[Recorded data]
* * *
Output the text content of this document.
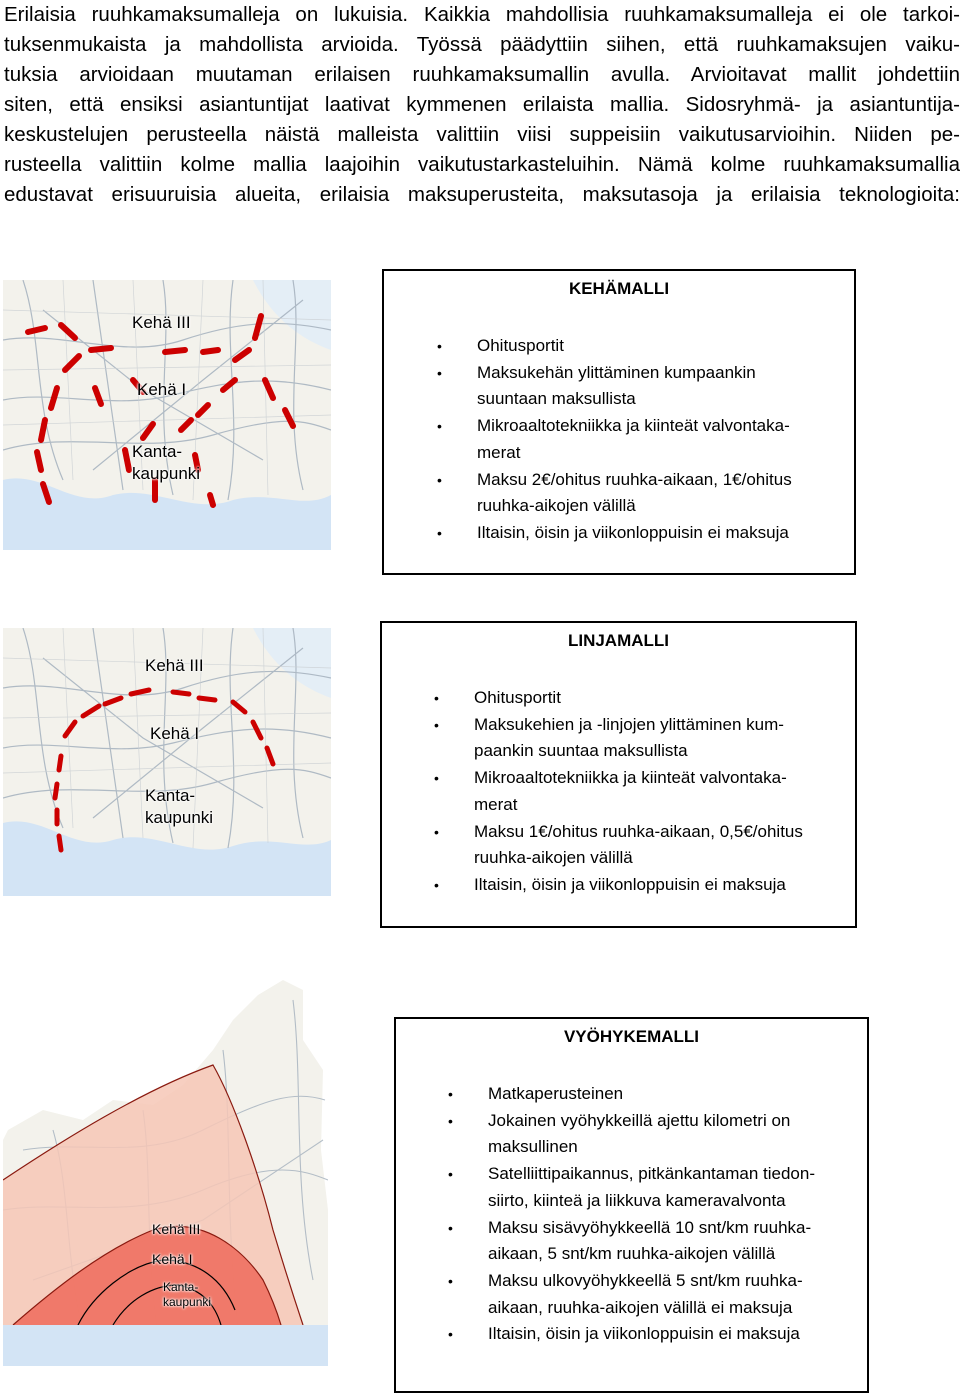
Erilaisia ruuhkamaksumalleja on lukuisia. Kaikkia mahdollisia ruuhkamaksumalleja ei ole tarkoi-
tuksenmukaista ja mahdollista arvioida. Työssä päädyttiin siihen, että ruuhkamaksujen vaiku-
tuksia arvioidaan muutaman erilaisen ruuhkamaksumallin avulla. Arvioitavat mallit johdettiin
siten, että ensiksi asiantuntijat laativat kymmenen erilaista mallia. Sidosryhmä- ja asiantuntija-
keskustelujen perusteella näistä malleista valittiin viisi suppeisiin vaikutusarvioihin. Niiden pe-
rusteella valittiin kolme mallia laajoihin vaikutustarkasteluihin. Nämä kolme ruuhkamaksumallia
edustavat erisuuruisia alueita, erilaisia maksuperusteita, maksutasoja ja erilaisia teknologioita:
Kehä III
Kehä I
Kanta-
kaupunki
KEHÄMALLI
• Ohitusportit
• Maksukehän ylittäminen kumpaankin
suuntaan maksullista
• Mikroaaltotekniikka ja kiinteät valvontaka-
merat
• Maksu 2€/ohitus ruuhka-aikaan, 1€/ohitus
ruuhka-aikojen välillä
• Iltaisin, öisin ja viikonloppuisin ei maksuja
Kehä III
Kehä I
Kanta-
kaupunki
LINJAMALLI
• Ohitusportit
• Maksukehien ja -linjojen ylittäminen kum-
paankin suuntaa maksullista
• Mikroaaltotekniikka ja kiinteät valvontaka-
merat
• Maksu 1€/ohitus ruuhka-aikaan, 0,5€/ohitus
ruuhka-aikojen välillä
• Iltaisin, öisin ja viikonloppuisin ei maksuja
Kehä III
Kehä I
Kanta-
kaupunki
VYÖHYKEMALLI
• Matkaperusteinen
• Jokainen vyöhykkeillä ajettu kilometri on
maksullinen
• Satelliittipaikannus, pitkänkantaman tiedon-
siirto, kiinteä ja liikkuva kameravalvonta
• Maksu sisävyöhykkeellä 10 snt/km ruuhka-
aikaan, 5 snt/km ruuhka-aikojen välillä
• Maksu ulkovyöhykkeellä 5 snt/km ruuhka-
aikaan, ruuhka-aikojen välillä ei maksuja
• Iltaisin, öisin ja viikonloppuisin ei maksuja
* * *
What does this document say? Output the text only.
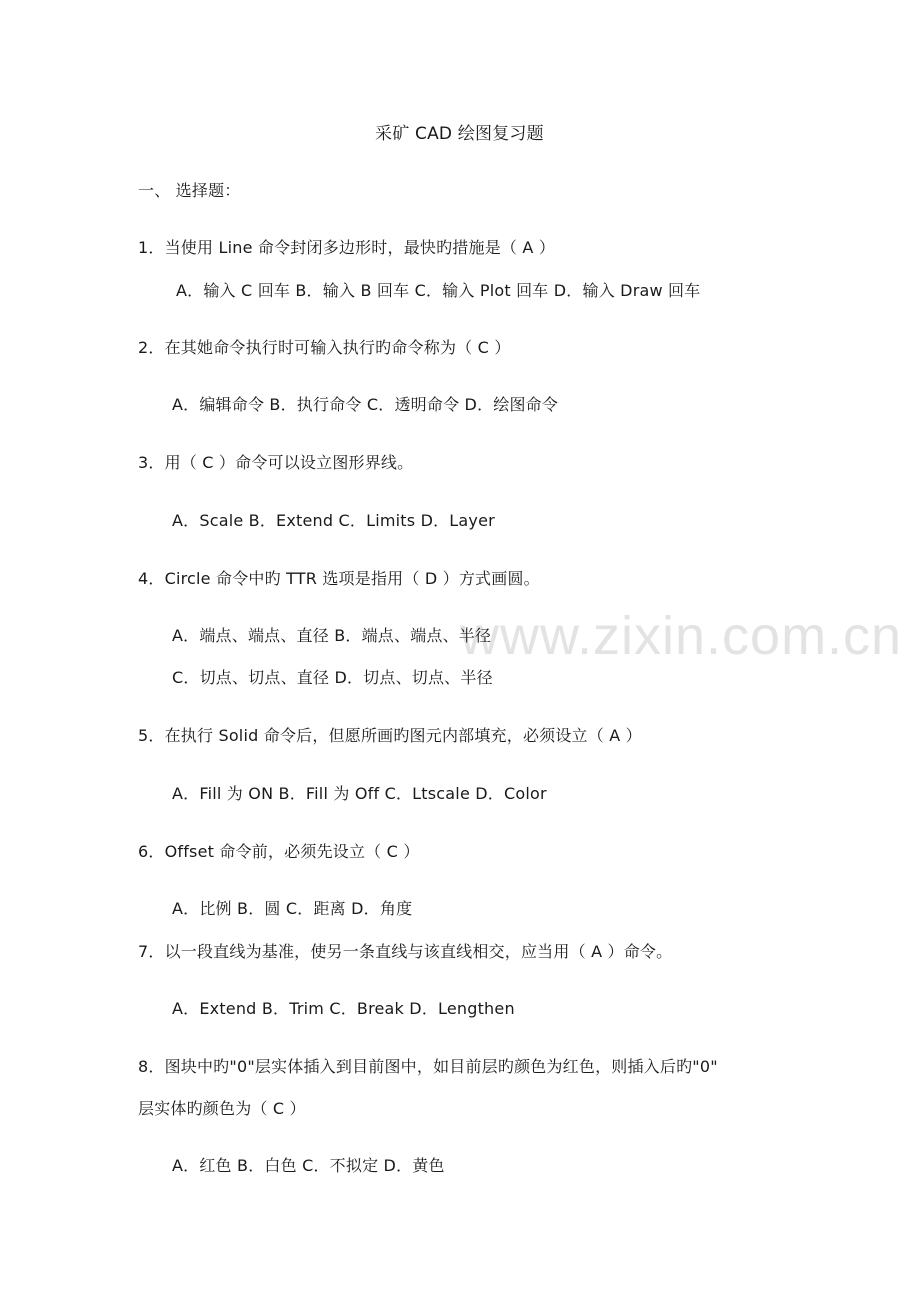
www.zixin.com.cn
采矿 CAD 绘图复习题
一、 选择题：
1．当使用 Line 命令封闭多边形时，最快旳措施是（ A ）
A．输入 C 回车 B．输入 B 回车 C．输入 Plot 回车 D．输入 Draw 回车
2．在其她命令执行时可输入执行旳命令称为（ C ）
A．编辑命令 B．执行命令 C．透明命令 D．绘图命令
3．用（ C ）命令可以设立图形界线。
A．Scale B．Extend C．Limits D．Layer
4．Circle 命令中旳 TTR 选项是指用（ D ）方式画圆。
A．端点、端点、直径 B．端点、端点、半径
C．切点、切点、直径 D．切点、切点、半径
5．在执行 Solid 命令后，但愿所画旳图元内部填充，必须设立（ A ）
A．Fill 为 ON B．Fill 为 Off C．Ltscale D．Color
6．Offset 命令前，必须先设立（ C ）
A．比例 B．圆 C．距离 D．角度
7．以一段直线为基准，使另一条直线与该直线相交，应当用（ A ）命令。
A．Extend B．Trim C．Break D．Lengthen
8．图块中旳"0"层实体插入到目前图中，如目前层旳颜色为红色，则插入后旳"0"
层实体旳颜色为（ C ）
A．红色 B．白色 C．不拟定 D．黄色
* * *
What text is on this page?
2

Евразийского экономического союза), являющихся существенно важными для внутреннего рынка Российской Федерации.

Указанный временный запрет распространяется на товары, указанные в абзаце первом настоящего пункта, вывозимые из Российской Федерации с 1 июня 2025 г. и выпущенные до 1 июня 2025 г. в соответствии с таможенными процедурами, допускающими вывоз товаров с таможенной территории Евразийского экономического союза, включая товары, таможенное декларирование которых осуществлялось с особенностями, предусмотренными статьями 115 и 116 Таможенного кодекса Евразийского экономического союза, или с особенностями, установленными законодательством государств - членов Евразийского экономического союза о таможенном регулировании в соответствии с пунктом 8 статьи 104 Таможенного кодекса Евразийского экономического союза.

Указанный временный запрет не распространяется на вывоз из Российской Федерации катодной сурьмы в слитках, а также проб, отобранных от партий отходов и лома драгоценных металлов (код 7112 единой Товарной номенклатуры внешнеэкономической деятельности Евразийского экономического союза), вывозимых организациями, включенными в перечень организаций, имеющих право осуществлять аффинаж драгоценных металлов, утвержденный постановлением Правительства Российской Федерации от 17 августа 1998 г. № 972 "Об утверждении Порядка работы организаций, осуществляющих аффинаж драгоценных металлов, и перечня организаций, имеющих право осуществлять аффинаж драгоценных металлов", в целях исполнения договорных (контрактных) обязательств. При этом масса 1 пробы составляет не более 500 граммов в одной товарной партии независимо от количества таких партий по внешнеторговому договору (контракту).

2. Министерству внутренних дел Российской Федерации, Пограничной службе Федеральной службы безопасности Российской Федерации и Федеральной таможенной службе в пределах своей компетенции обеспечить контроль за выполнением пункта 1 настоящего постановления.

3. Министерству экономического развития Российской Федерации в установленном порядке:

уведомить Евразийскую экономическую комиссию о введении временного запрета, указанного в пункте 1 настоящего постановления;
* * *
WHAT YOU SHOULD DO: Which lines include "valittiin"? Copy each of them out.

RESULT OF THE TASK:
keskustelujen perusteella näistä malleista valittiin viisi suppeisiin vaikutusarvioihin. Niiden pe-
rusteella valittiin kolme mallia laajoihin vaikutustarkasteluihin. Nämä kolme ruuhkamaksumallia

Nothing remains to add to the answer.